* **DATA LINES**
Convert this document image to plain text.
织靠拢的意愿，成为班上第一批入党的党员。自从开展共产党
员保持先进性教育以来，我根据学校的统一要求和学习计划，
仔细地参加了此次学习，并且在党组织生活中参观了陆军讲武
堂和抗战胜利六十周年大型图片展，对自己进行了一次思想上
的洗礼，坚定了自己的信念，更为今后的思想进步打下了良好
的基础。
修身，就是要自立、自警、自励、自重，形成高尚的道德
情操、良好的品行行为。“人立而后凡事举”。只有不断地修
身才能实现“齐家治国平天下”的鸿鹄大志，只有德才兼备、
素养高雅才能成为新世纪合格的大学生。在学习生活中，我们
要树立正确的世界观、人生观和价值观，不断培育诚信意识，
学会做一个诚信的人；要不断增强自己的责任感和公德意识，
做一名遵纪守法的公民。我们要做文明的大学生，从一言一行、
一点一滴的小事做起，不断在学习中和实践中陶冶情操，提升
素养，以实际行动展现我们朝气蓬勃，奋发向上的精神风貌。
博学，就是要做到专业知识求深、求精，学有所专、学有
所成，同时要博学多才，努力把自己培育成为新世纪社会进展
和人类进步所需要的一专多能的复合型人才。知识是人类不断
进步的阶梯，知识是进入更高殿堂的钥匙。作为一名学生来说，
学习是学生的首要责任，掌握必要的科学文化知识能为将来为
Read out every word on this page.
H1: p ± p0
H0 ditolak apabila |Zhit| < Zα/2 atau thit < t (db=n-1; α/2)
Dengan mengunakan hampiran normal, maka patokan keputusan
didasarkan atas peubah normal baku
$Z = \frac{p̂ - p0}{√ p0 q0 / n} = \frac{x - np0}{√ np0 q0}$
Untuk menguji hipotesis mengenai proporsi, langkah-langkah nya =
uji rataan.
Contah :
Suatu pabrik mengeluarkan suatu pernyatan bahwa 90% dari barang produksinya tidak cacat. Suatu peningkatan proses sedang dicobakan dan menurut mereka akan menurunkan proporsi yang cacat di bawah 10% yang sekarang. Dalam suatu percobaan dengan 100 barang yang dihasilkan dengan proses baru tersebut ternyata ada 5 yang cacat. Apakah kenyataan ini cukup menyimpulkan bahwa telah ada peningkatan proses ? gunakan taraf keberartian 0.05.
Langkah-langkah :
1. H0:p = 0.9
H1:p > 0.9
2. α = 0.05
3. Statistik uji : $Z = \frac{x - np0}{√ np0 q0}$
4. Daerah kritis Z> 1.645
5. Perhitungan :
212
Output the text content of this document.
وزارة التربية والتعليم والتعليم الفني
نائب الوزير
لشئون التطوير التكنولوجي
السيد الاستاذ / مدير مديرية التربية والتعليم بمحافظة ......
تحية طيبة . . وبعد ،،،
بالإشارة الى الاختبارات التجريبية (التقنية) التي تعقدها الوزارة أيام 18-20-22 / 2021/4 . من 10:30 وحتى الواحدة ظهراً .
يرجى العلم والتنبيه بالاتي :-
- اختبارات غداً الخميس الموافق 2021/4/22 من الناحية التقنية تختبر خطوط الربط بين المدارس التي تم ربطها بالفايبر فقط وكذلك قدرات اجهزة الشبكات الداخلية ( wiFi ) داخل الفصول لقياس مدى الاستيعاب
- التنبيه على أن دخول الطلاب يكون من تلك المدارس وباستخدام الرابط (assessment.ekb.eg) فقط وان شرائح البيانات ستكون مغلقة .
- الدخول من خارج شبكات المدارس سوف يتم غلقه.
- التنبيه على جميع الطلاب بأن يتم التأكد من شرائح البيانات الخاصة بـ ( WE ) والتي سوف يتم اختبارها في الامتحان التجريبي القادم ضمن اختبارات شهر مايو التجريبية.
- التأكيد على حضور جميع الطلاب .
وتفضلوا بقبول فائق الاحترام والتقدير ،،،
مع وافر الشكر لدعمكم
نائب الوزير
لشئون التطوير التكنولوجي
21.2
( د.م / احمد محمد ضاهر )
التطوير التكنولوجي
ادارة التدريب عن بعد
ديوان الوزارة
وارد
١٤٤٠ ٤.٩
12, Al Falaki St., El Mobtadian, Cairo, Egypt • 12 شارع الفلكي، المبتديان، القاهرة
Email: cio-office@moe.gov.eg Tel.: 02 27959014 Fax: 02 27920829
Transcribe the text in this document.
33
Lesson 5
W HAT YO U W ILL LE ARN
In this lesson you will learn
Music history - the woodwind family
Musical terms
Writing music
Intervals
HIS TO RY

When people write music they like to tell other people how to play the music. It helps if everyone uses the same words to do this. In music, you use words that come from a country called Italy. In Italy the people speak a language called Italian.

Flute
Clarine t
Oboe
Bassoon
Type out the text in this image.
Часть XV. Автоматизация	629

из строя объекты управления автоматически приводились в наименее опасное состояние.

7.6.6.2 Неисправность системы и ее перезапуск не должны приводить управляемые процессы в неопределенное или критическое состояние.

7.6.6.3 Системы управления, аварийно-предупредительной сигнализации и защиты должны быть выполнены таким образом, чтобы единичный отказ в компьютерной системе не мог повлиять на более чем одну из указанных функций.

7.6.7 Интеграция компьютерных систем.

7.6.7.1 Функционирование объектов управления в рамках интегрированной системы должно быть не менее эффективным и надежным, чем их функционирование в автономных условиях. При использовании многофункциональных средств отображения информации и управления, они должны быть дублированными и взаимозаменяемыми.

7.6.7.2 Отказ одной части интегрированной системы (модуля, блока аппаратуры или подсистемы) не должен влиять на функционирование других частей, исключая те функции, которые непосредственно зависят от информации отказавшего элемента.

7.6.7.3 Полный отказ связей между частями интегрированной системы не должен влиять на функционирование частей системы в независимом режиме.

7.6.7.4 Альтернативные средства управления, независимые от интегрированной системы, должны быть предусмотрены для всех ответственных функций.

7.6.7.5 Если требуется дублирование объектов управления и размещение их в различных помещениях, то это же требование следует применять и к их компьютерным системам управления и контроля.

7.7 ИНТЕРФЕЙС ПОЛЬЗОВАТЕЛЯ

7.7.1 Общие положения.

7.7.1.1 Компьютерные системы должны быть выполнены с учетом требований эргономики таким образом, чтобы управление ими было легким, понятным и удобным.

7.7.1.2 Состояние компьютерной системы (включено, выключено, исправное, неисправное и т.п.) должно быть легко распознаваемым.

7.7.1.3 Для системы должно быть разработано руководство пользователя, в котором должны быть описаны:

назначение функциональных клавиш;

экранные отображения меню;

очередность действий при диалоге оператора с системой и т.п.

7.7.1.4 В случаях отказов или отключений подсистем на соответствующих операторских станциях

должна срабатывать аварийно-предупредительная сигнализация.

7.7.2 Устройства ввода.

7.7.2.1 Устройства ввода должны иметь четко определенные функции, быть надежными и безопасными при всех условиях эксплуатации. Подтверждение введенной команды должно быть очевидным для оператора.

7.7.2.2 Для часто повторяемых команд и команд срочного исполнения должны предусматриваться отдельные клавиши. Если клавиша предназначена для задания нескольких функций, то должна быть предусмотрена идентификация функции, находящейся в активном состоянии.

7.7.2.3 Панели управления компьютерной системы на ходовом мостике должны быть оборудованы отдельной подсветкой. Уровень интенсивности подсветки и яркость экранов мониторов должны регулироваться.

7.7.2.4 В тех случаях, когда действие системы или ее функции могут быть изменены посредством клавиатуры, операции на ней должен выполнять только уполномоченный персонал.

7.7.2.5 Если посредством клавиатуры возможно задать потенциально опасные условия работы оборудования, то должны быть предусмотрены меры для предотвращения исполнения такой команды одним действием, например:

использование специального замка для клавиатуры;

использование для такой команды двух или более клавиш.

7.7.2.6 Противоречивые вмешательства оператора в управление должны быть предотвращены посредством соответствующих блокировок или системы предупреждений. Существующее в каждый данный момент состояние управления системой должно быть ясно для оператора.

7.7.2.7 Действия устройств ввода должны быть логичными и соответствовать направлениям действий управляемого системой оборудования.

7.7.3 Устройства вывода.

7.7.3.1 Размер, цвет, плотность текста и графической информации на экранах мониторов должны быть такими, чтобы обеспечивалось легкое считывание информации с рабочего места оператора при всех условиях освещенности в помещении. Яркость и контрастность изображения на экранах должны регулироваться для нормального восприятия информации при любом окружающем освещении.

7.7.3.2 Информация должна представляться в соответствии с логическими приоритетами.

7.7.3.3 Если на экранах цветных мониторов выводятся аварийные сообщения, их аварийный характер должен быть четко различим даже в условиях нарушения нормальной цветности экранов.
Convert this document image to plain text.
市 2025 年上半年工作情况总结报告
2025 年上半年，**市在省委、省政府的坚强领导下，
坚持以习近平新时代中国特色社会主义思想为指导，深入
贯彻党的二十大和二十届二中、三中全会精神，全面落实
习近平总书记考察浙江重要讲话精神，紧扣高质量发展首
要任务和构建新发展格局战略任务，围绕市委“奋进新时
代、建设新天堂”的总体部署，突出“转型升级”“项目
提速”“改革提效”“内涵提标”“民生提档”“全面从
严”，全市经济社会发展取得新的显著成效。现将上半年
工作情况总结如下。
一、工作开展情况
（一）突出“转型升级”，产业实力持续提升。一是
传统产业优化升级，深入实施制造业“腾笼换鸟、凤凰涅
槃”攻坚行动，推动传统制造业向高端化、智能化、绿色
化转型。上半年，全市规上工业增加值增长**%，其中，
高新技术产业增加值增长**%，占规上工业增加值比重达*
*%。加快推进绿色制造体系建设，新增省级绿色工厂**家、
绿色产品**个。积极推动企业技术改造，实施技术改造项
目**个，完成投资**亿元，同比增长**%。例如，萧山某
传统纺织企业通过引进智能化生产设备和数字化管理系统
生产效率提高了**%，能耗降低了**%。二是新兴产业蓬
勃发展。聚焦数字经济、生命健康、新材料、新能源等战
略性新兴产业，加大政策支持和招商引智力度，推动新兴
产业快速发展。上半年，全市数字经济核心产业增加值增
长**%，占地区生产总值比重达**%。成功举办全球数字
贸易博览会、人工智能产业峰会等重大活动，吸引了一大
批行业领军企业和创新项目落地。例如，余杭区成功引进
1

* **TASK PROMPT**
Figure out how many lines above include the string "четко", then report that number and nothing else.

* **SOLUTION BELOW**
2